--- Goal of the exercise ---
Pick out each line of the records in which the word "épület" appears.
━━━
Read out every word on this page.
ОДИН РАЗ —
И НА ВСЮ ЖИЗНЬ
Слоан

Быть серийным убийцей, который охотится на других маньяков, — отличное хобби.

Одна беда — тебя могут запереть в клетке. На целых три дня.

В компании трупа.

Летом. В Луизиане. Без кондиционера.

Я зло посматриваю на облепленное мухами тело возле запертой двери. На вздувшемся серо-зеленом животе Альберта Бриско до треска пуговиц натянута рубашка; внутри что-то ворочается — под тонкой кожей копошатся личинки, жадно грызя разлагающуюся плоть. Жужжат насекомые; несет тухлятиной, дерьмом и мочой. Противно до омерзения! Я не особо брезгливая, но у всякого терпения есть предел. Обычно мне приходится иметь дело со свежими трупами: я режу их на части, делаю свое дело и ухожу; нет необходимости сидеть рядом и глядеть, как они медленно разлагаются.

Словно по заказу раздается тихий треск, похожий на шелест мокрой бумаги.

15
━━━
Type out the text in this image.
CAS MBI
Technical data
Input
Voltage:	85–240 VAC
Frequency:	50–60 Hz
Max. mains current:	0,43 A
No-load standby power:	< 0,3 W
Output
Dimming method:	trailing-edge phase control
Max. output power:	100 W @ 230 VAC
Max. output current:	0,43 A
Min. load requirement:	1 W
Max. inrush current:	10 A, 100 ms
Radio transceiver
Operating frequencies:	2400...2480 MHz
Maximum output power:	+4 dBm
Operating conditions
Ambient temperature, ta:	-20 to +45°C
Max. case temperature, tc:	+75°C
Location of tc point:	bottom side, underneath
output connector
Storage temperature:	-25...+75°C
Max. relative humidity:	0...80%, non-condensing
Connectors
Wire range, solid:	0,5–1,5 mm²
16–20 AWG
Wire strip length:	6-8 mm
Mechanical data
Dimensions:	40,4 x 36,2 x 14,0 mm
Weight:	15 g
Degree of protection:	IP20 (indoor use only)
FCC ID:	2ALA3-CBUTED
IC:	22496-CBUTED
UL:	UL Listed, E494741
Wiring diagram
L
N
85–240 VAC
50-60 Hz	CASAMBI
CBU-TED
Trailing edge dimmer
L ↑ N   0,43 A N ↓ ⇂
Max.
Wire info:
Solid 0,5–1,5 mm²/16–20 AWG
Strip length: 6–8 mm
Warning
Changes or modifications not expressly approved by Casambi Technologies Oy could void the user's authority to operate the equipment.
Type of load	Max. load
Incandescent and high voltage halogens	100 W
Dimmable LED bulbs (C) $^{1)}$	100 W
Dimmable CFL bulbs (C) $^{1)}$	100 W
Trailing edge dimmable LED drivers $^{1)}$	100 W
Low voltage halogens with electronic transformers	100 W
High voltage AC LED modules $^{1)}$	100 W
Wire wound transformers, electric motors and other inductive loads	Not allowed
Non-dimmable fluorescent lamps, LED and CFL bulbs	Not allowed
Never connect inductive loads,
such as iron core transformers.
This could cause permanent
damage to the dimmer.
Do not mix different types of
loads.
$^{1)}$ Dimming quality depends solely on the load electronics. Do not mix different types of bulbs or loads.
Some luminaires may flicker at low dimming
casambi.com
━━━
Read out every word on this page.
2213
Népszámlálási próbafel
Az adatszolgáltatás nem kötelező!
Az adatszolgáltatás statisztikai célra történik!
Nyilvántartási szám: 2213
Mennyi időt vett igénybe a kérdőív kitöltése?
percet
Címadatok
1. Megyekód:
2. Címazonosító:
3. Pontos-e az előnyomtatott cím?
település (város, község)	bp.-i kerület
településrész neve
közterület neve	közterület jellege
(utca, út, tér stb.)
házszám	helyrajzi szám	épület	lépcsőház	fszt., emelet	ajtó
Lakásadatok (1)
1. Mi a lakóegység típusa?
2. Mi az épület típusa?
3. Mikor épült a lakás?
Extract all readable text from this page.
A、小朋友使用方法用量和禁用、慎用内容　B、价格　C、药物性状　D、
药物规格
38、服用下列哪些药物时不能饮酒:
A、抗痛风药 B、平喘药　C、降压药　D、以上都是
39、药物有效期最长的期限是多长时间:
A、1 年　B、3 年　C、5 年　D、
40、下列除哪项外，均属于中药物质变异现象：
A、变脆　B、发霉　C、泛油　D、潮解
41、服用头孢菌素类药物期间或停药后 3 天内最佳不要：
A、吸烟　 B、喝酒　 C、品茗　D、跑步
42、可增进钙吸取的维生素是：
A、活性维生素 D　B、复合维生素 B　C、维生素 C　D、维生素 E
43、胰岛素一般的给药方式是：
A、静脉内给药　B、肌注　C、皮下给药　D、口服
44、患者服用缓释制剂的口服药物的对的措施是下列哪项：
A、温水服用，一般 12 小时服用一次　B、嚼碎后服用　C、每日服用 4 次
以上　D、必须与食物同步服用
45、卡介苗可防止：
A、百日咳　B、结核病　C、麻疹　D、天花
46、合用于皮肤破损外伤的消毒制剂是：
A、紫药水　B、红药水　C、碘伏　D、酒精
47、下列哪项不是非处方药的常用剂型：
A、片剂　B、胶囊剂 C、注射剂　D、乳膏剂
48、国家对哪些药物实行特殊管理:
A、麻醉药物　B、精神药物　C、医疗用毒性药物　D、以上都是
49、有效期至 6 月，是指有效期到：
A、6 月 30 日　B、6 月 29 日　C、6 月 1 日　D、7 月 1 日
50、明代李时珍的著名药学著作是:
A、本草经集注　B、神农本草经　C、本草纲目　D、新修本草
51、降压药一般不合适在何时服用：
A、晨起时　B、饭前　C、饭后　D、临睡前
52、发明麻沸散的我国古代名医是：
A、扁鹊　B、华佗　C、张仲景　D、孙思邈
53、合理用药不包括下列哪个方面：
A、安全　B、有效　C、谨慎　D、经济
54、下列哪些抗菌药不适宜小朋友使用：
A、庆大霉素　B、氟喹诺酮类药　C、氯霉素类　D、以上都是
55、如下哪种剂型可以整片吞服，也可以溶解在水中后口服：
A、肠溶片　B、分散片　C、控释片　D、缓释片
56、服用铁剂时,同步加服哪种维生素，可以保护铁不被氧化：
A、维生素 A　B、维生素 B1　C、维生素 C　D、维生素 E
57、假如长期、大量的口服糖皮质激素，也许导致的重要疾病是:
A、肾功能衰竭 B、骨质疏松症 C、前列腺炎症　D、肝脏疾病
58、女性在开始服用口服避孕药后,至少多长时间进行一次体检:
━━━
--- The output ---
házszám	helyrajzi szám	épület	lépcsőház	fszt., emelet	ajtó
2. Mi az épület típusa?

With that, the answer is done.